THINGS TO DO »
**1.** Which mutational hotspot sequence does the hypermutation abstract name?
**2.** From the hypermutation abstract, extract the stretch from "Somatic Immunoglobulin Hypermutation" through "to be determined.".

EXERCISE PASSAGE »

Somatic Immunoglobulin Hypermutation

Marilyn Diaz et al. Curr Opin Immunol.

Abstract

Immunoglobulin hypermutation provides the structural correlate for the affinity maturation of the antibody response. Characteristic modalities of this mechanism include a preponderance of point-mutations with prevalence of transitions over transversions, and the mutational hotspot RGYW sequence. Recent evidence suggests a mechanism whereby DNA-breaks induce error-prone DNA synthesis in immunoglobulin V(D)J regions by error-prone DNA polymerases. The nature of the targeting mechanism and the trans-factors effecting such breaks and their repair remain to be determined.

SUPPLIED DATA »
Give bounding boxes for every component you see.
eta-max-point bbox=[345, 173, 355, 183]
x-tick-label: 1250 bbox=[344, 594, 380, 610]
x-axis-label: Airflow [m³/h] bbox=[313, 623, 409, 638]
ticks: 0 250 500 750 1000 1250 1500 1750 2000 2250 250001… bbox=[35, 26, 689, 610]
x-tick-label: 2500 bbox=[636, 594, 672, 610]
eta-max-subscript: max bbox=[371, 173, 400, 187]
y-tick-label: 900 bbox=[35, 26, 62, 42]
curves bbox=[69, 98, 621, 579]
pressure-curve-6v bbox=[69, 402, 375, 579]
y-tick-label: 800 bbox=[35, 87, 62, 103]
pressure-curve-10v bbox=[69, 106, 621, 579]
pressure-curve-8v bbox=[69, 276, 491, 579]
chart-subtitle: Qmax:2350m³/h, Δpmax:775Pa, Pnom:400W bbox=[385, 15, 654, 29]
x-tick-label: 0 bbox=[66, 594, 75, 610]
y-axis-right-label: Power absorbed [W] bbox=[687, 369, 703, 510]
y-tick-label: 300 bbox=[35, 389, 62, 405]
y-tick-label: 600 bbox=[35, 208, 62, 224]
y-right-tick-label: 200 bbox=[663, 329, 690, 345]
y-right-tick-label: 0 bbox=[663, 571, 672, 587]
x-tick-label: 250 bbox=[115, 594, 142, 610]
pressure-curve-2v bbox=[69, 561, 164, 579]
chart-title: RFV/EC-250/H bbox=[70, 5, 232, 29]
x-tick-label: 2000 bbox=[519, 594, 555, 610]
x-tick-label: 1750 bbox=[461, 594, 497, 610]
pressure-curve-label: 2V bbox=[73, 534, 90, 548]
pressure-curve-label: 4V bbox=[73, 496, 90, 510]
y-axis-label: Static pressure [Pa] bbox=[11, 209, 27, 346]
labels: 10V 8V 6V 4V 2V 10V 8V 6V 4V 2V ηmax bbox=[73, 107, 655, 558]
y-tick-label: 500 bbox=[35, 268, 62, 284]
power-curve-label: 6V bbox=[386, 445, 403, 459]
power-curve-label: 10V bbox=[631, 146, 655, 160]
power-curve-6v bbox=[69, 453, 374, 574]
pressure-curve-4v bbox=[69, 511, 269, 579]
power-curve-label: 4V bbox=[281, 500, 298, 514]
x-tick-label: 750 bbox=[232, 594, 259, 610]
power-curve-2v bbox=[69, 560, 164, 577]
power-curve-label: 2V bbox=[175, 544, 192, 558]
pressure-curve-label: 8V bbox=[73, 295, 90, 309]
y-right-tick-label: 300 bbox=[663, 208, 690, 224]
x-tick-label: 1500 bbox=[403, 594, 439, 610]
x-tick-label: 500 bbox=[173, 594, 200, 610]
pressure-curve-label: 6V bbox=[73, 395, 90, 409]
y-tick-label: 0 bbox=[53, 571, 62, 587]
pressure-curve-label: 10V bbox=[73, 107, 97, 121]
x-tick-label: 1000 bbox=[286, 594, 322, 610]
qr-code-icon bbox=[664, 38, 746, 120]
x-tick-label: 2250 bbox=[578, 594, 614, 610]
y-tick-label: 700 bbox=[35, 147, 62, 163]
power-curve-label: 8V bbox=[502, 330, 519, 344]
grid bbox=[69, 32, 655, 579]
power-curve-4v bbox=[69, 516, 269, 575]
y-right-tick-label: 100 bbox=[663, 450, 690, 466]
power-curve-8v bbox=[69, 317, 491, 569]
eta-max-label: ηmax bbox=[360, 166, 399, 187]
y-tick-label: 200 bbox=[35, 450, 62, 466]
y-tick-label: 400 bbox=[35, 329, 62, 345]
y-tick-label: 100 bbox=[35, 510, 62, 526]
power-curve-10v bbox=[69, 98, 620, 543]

ANSWERS FOR EACH ITEM »
**1.** RGYW

**2.**
Somatic Immunoglobulin Hypermutation

Marilyn Diaz et al. Curr Opin Immunol.

Abstract

Immunoglobulin hypermutation provides the structural correlate for the affinity maturation of the antibody response. Characteristic modalities of this mechanism include a preponderance of point-mutations with prevalence of transitions over transversions, and the mutational hotspot RGYW sequence. Recent evidence suggests a mechanism whereby DNA-breaks induce error-prone DNA synthesis in immunoglobulin V(D)J regions by error-prone DNA polymerases. The nature of the targeting mechanism and the trans-factors effecting such breaks and their repair remain to be determined.